**INPUT RECORDS**
** START **
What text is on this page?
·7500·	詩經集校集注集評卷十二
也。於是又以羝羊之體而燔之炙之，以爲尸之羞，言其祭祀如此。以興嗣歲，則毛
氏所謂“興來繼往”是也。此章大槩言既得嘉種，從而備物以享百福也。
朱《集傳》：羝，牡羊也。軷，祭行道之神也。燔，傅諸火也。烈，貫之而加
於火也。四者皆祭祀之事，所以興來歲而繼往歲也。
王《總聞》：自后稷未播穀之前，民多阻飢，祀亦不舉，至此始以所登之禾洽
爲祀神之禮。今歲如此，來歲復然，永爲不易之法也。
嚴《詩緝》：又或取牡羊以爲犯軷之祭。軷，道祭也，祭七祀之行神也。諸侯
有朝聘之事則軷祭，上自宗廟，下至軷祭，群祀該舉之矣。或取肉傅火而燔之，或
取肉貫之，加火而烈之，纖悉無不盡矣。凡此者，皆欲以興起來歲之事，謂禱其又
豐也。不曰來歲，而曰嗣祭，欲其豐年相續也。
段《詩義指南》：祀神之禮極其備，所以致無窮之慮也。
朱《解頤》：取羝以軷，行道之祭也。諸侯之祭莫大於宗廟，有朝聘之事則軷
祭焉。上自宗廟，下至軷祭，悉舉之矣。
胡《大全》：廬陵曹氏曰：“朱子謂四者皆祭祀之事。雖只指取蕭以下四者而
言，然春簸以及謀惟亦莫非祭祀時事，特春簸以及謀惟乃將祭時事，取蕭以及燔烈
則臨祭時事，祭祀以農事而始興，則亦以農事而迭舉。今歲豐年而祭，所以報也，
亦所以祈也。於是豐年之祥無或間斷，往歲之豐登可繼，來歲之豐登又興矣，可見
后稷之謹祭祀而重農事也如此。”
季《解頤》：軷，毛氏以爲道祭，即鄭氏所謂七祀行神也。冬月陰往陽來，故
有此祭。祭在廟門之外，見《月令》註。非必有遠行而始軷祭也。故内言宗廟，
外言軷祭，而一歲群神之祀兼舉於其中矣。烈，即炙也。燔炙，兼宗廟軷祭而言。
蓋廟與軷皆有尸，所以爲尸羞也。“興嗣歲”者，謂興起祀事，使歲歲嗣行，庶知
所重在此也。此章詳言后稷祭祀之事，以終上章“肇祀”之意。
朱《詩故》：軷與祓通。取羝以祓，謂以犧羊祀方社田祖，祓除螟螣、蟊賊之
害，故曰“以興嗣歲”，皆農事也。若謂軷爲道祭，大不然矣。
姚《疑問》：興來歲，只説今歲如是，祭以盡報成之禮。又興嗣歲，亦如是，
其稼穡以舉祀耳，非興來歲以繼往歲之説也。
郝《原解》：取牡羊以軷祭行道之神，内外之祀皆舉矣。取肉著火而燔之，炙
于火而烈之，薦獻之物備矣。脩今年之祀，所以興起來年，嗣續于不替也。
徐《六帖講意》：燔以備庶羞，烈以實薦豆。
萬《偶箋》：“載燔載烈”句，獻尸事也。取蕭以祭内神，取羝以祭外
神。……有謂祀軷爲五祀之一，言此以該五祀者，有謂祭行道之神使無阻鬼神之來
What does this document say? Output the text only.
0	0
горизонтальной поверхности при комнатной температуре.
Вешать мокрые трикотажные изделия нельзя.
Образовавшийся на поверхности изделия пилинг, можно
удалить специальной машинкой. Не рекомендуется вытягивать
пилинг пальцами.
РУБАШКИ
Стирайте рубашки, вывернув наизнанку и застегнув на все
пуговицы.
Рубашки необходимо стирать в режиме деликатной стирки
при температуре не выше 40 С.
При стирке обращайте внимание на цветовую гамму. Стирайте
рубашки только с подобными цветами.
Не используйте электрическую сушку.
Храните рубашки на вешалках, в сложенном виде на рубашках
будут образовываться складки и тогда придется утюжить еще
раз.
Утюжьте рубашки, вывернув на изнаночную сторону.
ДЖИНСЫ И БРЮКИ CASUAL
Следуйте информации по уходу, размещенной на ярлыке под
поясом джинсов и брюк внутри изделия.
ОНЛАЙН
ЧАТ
** END **
Write out the entries above word for word.

**TASK RESULT**
What text is on this page?
·7500·	詩經集校集注集評卷十二
也。於是又以羝羊之體而燔之炙之，以爲尸之羞，言其祭祀如此。以興嗣歲，則毛
氏所謂“興來繼往”是也。此章大槩言既得嘉種，從而備物以享百福也。
朱《集傳》：羝，牡羊也。軷，祭行道之神也。燔，傅諸火也。烈，貫之而加
於火也。四者皆祭祀之事，所以興來歲而繼往歲也。
王《總聞》：自后稷未播穀之前，民多阻飢，祀亦不舉，至此始以所登之禾洽
爲祀神之禮。今歲如此，來歲復然，永爲不易之法也。
嚴《詩緝》：又或取牡羊以爲犯軷之祭。軷，道祭也，祭七祀之行神也。諸侯
有朝聘之事則軷祭，上自宗廟，下至軷祭，群祀該舉之矣。或取肉傅火而燔之，或
取肉貫之，加火而烈之，纖悉無不盡矣。凡此者，皆欲以興起來歲之事，謂禱其又
豐也。不曰來歲，而曰嗣祭，欲其豐年相續也。
段《詩義指南》：祀神之禮極其備，所以致無窮之慮也。
朱《解頤》：取羝以軷，行道之祭也。諸侯之祭莫大於宗廟，有朝聘之事則軷
祭焉。上自宗廟，下至軷祭，悉舉之矣。
胡《大全》：廬陵曹氏曰：“朱子謂四者皆祭祀之事。雖只指取蕭以下四者而
言，然春簸以及謀惟亦莫非祭祀時事，特春簸以及謀惟乃將祭時事，取蕭以及燔烈
則臨祭時事，祭祀以農事而始興，則亦以農事而迭舉。今歲豐年而祭，所以報也，
亦所以祈也。於是豐年之祥無或間斷，往歲之豐登可繼，來歲之豐登又興矣，可見
后稷之謹祭祀而重農事也如此。”
季《解頤》：軷，毛氏以爲道祭，即鄭氏所謂七祀行神也。冬月陰往陽來，故
有此祭。祭在廟門之外，見《月令》註。非必有遠行而始軷祭也。故内言宗廟，
外言軷祭，而一歲群神之祀兼舉於其中矣。烈，即炙也。燔炙，兼宗廟軷祭而言。
蓋廟與軷皆有尸，所以爲尸羞也。“興嗣歲”者，謂興起祀事，使歲歲嗣行，庶知
所重在此也。此章詳言后稷祭祀之事，以終上章“肇祀”之意。
朱《詩故》：軷與祓通。取羝以祓，謂以犧羊祀方社田祖，祓除螟螣、蟊賊之
害，故曰“以興嗣歲”，皆農事也。若謂軷爲道祭，大不然矣。
姚《疑問》：興來歲，只説今歲如是，祭以盡報成之禮。又興嗣歲，亦如是，
其稼穡以舉祀耳，非興來歲以繼往歲之説也。
郝《原解》：取牡羊以軷祭行道之神，内外之祀皆舉矣。取肉著火而燔之，炙
于火而烈之，薦獻之物備矣。脩今年之祀，所以興起來年，嗣續于不替也。
徐《六帖講意》：燔以備庶羞，烈以實薦豆。
萬《偶箋》：“載燔載烈”句，獻尸事也。取蕭以祭内神，取羝以祭外
神。……有謂祀軷爲五祀之一，言此以該五祀者，有謂祭行道之神使無阻鬼神之來
What does this document say? Output the text only.
0	0
горизонтальной поверхности при комнатной температуре.
Вешать мокрые трикотажные изделия нельзя.
Образовавшийся на поверхности изделия пилинг, можно
удалить специальной машинкой. Не рекомендуется вытягивать
пилинг пальцами.
РУБАШКИ
Стирайте рубашки, вывернув наизнанку и застегнув на все
пуговицы.
Рубашки необходимо стирать в режиме деликатной стирки
при температуре не выше 40 С.
При стирке обращайте внимание на цветовую гамму. Стирайте
рубашки только с подобными цветами.
Не используйте электрическую сушку.
Храните рубашки на вешалках, в сложенном виде на рубашках
будут образовываться складки и тогда придется утюжить еще
раз.
Утюжьте рубашки, вывернув на изнаночную сторону.
ДЖИНСЫ И БРЮКИ CASUAL
Следуйте информации по уходу, размещенной на ярлыке под
поясом джинсов и брюк внутри изделия.
ОНЛАЙН
ЧАТ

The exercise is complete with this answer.